-- start of Records for the task --
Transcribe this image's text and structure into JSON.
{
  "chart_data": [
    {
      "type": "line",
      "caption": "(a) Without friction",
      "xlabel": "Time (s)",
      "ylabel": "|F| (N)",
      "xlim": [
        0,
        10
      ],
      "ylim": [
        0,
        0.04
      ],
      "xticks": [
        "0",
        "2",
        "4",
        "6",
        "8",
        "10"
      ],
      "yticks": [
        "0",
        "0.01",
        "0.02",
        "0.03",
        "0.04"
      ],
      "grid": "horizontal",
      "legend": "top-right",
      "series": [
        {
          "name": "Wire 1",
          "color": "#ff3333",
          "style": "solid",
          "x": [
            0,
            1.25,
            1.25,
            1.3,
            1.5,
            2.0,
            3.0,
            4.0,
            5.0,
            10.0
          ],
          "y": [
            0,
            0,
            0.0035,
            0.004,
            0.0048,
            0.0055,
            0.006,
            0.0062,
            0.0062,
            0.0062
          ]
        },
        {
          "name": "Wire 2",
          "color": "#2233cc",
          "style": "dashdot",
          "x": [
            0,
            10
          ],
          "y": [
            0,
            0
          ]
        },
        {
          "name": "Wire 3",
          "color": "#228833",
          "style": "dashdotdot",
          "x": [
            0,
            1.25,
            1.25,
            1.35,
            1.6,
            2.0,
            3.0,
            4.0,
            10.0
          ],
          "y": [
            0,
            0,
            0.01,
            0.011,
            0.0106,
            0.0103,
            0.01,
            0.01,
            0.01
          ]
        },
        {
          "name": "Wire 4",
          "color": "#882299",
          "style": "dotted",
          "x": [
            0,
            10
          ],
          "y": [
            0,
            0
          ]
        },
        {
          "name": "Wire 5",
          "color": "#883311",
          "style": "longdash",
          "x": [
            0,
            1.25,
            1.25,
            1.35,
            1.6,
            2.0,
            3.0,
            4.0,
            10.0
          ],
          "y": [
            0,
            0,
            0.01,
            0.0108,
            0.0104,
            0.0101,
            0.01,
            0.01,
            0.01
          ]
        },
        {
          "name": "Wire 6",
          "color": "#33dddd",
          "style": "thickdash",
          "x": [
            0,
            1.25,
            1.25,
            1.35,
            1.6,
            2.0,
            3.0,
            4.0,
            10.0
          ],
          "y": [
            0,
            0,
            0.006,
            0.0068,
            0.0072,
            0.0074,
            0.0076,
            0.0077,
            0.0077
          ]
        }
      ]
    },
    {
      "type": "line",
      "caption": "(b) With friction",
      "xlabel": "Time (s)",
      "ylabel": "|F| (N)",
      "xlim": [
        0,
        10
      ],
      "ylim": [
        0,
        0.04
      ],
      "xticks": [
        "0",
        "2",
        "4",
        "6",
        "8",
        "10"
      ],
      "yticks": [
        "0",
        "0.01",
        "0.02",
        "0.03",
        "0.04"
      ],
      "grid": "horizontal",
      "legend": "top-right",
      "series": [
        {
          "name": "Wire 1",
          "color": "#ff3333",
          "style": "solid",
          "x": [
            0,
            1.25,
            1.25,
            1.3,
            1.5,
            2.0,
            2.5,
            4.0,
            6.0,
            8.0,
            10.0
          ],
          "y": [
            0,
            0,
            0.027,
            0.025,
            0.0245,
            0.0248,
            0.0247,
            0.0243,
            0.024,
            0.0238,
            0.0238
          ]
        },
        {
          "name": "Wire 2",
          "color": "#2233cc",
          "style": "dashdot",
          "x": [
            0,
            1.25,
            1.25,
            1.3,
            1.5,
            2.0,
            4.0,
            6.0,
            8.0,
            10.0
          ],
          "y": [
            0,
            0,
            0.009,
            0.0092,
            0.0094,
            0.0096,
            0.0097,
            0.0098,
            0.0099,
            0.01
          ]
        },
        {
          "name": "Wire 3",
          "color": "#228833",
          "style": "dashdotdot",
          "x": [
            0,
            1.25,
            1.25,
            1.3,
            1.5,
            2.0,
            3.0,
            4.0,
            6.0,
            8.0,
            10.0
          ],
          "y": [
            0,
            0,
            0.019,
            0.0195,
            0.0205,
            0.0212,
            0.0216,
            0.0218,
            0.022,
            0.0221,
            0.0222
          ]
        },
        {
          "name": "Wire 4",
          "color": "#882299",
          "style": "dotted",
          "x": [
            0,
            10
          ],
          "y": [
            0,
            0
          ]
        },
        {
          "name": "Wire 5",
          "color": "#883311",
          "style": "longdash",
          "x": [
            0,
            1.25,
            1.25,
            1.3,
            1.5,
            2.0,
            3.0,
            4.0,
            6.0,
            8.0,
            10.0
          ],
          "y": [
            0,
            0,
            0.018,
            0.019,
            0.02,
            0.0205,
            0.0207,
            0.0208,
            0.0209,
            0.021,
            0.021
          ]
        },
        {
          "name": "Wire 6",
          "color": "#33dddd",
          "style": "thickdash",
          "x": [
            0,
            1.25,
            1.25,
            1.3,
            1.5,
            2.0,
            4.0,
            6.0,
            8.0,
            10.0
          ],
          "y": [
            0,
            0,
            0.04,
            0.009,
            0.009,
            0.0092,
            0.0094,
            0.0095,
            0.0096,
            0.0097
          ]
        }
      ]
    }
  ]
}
-- end of Records for the task --
__Task goal__: Return the material exactly as it stands.

__Exercise output__:
Transcribe this image's text and structure into JSON.
{
  "chart_data": [
    {
      "type": "line",
      "caption": "(a) Without friction",
      "xlabel": "Time (s)",
      "ylabel": "|F| (N)",
      "xlim": [
        0,
        10
      ],
      "ylim": [
        0,
        0.04
      ],
      "xticks": [
        "0",
        "2",
        "4",
        "6",
        "8",
        "10"
      ],
      "yticks": [
        "0",
        "0.01",
        "0.02",
        "0.03",
        "0.04"
      ],
      "grid": "horizontal",
      "legend": "top-right",
      "series": [
        {
          "name": "Wire 1",
          "color": "#ff3333",
          "style": "solid",
          "x": [
            0,
            1.25,
            1.25,
            1.3,
            1.5,
            2.0,
            3.0,
            4.0,
            5.0,
            10.0
          ],
          "y": [
            0,
            0,
            0.0035,
            0.004,
            0.0048,
            0.0055,
            0.006,
            0.0062,
            0.0062,
            0.0062
          ]
        },
        {
          "name": "Wire 2",
          "color": "#2233cc",
          "style": "dashdot",
          "x": [
            0,
            10
          ],
          "y": [
            0,
            0
          ]
        },
        {
          "name": "Wire 3",
          "color": "#228833",
          "style": "dashdotdot",
          "x": [
            0,
            1.25,
            1.25,
            1.35,
            1.6,
            2.0,
            3.0,
            4.0,
            10.0
          ],
          "y": [
            0,
            0,
            0.01,
            0.011,
            0.0106,
            0.0103,
            0.01,
            0.01,
            0.01
          ]
        },
        {
          "name": "Wire 4",
          "color": "#882299",
          "style": "dotted",
          "x": [
            0,
            10
          ],
          "y": [
            0,
            0
          ]
        },
        {
          "name": "Wire 5",
          "color": "#883311",
          "style": "longdash",
          "x": [
            0,
            1.25,
            1.25,
            1.35,
            1.6,
            2.0,
            3.0,
            4.0,
            10.0
          ],
          "y": [
            0,
            0,
            0.01,
            0.0108,
            0.0104,
            0.0101,
            0.01,
            0.01,
            0.01
          ]
        },
        {
          "name": "Wire 6",
          "color": "#33dddd",
          "style": "thickdash",
          "x": [
            0,
            1.25,
            1.25,
            1.35,
            1.6,
            2.0,
            3.0,
            4.0,
            10.0
          ],
          "y": [
            0,
            0,
            0.006,
            0.0068,
            0.0072,
            0.0074,
            0.0076,
            0.0077,
            0.0077
          ]
        }
      ]
    },
    {
      "type": "line",
      "caption": "(b) With friction",
      "xlabel": "Time (s)",
      "ylabel": "|F| (N)",
      "xlim": [
        0,
        10
      ],
      "ylim": [
        0,
        0.04
      ],
      "xticks": [
        "0",
        "2",
        "4",
        "6",
        "8",
        "10"
      ],
      "yticks": [
        "0",
        "0.01",
        "0.02",
        "0.03",
        "0.04"
      ],
      "grid": "horizontal",
      "legend": "top-right",
      "series": [
        {
          "name": "Wire 1",
          "color": "#ff3333",
          "style": "solid",
          "x": [
            0,
            1.25,
            1.25,
            1.3,
            1.5,
            2.0,
            2.5,
            4.0,
            6.0,
            8.0,
            10.0
          ],
          "y": [
            0,
            0,
            0.027,
            0.025,
            0.0245,
            0.0248,
            0.0247,
            0.0243,
            0.024,
            0.0238,
            0.0238
          ]
        },
        {
          "name": "Wire 2",
          "color": "#2233cc",
          "style": "dashdot",
          "x": [
            0,
            1.25,
            1.25,
            1.3,
            1.5,
            2.0,
            4.0,
            6.0,
            8.0,
            10.0
          ],
          "y": [
            0,
            0,
            0.009,
            0.0092,
            0.0094,
            0.0096,
            0.0097,
            0.0098,
            0.0099,
            0.01
          ]
        },
        {
          "name": "Wire 3",
          "color": "#228833",
          "style": "dashdotdot",
          "x": [
            0,
            1.25,
            1.25,
            1.3,
            1.5,
            2.0,
            3.0,
            4.0,
            6.0,
            8.0,
            10.0
          ],
          "y": [
            0,
            0,
            0.019,
            0.0195,
            0.0205,
            0.0212,
            0.0216,
            0.0218,
            0.022,
            0.0221,
            0.0222
          ]
        },
        {
          "name": "Wire 4",
          "color": "#882299",
          "style": "dotted",
          "x": [
            0,
            10
          ],
          "y": [
            0,
            0
          ]
        },
        {
          "name": "Wire 5",
          "color": "#883311",
          "style": "longdash",
          "x": [
            0,
            1.25,
            1.25,
            1.3,
            1.5,
            2.0,
            3.0,
            4.0,
            6.0,
            8.0,
            10.0
          ],
          "y": [
            0,
            0,
            0.018,
            0.019,
            0.02,
            0.0205,
            0.0207,
            0.0208,
            0.0209,
            0.021,
            0.021
          ]
        },
        {
          "name": "Wire 6",
          "color": "#33dddd",
          "style": "thickdash",
          "x": [
            0,
            1.25,
            1.25,
            1.3,
            1.5,
            2.0,
            4.0,
            6.0,
            8.0,
            10.0
          ],
          "y": [
            0,
            0,
            0.04,
            0.009,
            0.009,
            0.0092,
            0.0094,
            0.0095,
            0.0096,
            0.0097
          ]
        }
      ]
    }
  ]
}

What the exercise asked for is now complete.